══ Exercise input

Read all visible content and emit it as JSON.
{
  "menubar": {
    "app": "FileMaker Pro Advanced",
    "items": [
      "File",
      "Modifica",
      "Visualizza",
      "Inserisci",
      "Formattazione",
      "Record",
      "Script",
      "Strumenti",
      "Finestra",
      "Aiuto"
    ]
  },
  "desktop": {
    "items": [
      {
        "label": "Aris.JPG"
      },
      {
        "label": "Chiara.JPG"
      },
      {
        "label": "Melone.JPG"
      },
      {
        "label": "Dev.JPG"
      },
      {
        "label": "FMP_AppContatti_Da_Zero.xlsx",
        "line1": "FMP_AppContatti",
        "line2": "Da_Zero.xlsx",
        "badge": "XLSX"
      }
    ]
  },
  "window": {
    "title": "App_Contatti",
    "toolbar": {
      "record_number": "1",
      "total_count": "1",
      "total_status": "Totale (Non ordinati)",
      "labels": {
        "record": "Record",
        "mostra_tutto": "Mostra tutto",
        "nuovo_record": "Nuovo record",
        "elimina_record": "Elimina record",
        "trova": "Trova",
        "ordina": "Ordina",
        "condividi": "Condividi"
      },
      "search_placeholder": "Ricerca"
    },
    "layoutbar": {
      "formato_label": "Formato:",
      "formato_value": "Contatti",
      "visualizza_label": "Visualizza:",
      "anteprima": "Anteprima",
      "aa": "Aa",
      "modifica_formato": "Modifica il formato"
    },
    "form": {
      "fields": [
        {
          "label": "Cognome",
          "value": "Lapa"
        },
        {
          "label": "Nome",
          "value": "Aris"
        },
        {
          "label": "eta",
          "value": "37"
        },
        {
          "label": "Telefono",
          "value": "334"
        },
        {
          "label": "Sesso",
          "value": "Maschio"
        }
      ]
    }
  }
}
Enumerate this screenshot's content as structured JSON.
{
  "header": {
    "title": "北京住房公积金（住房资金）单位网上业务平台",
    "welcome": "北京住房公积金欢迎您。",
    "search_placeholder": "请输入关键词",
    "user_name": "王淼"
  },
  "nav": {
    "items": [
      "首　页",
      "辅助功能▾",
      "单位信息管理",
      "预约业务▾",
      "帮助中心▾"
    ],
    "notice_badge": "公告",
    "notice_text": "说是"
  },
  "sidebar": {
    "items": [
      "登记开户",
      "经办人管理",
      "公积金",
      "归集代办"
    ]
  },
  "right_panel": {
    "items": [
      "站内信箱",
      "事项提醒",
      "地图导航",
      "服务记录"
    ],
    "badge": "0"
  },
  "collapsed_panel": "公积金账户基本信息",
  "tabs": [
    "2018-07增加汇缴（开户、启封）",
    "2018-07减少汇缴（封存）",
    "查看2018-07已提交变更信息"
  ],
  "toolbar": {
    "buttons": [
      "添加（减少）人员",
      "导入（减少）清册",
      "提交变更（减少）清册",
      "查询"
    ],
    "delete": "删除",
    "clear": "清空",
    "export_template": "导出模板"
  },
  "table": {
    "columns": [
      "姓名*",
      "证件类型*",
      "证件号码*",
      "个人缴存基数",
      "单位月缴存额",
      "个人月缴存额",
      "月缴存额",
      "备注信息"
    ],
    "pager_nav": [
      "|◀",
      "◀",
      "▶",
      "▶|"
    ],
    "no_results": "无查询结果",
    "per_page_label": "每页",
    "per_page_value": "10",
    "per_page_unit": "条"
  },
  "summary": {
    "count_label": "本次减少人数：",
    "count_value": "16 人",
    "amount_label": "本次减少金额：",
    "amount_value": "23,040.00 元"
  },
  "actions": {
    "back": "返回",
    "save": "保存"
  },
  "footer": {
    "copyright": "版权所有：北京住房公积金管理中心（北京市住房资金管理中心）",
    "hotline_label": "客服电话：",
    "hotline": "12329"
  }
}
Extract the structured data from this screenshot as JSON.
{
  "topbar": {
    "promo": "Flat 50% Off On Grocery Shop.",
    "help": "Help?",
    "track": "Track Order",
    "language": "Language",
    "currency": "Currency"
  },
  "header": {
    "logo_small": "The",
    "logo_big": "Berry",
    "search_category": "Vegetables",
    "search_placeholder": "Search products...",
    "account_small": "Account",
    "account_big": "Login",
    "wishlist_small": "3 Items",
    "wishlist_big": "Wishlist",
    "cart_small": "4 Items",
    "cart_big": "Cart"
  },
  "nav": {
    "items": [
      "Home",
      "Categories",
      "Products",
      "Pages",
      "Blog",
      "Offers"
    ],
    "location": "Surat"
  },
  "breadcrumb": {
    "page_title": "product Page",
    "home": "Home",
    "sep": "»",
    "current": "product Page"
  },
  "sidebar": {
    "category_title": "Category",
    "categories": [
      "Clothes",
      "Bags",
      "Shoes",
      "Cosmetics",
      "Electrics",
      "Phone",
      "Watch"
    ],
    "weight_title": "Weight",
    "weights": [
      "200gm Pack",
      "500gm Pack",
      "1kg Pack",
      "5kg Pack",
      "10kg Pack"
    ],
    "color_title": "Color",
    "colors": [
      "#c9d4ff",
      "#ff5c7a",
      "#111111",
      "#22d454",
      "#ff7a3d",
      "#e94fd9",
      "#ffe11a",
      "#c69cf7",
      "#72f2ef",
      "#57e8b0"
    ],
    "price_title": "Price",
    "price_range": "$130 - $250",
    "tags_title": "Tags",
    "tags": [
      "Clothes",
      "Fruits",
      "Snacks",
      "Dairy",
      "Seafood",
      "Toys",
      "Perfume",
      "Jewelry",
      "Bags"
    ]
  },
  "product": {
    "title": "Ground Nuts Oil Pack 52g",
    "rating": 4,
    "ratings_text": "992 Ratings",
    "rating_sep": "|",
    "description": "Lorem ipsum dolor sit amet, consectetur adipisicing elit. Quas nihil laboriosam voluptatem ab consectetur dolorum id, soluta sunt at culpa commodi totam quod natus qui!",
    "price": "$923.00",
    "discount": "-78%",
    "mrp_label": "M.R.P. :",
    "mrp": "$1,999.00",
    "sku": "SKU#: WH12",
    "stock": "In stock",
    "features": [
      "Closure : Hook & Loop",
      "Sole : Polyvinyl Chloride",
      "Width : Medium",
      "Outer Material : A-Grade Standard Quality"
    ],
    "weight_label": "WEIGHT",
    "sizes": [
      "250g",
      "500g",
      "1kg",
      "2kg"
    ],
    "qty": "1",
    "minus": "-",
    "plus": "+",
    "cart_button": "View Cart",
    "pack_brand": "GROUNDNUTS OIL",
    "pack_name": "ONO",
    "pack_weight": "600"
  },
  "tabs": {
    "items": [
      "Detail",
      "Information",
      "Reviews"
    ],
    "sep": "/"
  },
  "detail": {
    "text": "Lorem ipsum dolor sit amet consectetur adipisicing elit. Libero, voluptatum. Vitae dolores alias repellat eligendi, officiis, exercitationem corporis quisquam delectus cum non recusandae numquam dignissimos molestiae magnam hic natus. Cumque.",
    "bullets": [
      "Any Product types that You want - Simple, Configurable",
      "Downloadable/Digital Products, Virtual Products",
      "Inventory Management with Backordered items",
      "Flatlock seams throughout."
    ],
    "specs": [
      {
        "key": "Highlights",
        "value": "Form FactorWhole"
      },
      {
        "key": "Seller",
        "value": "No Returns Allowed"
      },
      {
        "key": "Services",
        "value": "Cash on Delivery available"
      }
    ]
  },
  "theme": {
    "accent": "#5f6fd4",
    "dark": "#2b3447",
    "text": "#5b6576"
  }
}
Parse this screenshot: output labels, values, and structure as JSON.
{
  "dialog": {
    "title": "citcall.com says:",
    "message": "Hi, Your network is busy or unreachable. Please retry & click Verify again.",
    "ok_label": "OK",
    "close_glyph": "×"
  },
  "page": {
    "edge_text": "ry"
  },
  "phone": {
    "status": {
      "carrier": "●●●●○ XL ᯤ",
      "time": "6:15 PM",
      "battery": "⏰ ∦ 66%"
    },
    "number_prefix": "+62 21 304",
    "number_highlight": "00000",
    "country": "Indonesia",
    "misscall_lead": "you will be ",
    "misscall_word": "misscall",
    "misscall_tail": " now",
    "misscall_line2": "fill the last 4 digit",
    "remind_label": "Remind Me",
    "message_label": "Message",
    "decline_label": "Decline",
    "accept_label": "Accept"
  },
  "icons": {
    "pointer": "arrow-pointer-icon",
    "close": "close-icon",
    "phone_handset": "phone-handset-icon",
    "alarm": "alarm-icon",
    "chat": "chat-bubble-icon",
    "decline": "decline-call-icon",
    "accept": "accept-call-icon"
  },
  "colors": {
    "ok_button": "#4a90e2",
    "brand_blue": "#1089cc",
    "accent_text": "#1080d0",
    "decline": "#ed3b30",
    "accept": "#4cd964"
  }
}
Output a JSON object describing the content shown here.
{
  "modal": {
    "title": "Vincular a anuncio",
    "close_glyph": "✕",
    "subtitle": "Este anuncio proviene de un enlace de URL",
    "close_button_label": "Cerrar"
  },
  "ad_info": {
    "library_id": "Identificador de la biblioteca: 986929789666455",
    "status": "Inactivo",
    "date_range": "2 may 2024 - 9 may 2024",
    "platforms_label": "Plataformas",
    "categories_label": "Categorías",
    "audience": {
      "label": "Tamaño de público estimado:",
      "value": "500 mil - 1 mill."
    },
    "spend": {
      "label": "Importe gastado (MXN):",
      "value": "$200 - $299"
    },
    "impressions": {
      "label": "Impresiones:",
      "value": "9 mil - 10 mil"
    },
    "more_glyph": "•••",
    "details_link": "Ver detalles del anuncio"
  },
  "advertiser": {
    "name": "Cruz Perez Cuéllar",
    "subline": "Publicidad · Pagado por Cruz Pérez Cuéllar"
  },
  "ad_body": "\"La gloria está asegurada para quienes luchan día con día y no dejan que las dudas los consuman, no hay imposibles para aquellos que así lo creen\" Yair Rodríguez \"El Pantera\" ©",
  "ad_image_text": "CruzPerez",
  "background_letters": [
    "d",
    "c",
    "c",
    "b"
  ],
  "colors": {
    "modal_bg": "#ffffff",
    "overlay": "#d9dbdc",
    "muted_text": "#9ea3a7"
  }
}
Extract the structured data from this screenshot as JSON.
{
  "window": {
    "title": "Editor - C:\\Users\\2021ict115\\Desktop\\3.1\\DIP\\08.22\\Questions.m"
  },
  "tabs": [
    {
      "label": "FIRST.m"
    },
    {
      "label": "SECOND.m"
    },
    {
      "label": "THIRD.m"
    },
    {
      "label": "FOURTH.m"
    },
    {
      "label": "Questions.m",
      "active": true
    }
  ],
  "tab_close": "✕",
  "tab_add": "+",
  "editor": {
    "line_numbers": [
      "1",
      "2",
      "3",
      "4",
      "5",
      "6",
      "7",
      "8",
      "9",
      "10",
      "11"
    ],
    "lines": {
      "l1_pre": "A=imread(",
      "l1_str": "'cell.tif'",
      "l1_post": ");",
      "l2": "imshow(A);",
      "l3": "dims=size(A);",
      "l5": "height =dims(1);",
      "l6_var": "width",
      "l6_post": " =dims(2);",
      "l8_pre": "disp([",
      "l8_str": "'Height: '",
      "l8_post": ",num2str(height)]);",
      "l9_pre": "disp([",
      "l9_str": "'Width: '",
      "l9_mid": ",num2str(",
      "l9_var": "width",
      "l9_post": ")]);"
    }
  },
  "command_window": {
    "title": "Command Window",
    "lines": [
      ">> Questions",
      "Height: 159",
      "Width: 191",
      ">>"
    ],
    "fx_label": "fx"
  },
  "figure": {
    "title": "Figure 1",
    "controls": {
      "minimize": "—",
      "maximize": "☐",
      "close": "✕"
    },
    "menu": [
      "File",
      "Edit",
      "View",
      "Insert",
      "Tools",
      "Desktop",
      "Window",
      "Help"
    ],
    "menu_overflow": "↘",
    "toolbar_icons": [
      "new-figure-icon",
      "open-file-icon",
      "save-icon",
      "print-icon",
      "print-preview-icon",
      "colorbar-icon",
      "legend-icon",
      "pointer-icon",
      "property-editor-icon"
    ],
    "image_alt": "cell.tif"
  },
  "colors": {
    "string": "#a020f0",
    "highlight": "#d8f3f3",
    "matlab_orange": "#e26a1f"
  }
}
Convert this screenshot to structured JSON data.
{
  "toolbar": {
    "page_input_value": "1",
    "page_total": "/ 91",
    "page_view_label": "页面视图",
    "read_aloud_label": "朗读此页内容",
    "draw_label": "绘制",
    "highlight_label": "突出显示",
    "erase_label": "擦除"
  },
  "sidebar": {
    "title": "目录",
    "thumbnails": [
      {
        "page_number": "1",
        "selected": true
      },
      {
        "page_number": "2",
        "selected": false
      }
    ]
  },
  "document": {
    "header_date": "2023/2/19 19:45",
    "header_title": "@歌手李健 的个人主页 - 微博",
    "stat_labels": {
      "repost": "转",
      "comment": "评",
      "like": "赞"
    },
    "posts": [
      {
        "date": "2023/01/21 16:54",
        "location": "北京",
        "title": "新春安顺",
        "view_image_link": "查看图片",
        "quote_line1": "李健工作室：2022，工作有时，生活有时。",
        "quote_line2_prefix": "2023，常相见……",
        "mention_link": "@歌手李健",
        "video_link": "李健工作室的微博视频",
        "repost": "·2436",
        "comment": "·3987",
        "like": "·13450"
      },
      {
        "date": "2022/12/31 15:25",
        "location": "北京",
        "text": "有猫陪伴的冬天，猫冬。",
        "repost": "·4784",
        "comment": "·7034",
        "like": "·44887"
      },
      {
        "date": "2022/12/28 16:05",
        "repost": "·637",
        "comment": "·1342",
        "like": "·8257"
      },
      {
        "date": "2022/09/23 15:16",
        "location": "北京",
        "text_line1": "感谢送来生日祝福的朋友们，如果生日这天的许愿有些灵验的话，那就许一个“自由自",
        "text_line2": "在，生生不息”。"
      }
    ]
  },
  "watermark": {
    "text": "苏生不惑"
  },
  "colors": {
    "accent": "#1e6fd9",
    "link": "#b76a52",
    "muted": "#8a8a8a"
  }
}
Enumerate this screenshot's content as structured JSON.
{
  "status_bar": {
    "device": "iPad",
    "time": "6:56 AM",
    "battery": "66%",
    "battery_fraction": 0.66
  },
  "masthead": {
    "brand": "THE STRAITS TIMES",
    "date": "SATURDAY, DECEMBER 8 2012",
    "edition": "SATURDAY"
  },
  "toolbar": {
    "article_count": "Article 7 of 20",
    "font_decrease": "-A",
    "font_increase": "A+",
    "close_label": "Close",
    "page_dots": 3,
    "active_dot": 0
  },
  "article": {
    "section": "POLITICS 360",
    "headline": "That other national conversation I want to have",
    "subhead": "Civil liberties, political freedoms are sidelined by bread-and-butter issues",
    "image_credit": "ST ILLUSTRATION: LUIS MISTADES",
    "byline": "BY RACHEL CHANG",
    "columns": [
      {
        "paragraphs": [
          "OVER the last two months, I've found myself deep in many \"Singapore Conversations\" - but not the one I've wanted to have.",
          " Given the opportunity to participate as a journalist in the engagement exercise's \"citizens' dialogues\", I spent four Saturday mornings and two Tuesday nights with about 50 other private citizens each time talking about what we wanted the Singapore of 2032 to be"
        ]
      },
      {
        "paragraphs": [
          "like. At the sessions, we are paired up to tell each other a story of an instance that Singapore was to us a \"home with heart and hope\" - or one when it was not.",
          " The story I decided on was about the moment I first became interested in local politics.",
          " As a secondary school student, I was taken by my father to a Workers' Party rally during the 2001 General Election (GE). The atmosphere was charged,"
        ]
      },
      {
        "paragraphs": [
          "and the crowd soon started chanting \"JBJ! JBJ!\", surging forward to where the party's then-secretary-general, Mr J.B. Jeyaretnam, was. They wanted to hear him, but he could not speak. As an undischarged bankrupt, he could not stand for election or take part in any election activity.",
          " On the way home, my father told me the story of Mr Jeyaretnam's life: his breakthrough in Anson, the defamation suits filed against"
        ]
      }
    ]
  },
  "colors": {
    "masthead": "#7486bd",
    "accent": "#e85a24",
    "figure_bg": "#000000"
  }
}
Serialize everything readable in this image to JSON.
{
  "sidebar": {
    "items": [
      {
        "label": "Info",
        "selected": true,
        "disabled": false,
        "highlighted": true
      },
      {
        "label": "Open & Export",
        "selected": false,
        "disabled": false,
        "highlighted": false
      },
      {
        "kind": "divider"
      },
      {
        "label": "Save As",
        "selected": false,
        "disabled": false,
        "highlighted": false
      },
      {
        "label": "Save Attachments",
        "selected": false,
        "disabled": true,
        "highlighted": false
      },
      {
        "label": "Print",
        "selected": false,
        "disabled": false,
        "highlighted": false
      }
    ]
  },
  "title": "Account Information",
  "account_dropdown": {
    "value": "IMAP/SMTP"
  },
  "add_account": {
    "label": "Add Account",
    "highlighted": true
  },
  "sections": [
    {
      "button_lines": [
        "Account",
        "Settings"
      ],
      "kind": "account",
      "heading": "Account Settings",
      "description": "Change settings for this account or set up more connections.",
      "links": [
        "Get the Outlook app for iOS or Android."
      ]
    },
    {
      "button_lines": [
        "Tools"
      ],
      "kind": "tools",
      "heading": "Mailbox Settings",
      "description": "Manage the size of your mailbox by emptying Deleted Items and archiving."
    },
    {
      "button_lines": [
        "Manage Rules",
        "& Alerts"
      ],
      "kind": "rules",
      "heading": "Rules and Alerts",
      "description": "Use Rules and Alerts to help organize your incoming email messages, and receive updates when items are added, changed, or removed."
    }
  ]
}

════

Out of the material above, select every line that holds the string "natus".

*Problem solution*
    "description": "Lorem ipsum dolor sit amet, consectetur adipisicing elit. Quas nihil laboriosam voluptatem ab consectetur dolorum id, soluta sunt at culpa commodi totam quod natus qui!",
    "text": "Lorem ipsum dolor sit amet consectetur adipisicing elit. Libero, voluptatum. Vitae dolores alias repellat eligendi, officiis, exercitationem corporis quisquam delectus cum non recusandae numquam dignissimos molestiae magnam hic natus. Cumque.",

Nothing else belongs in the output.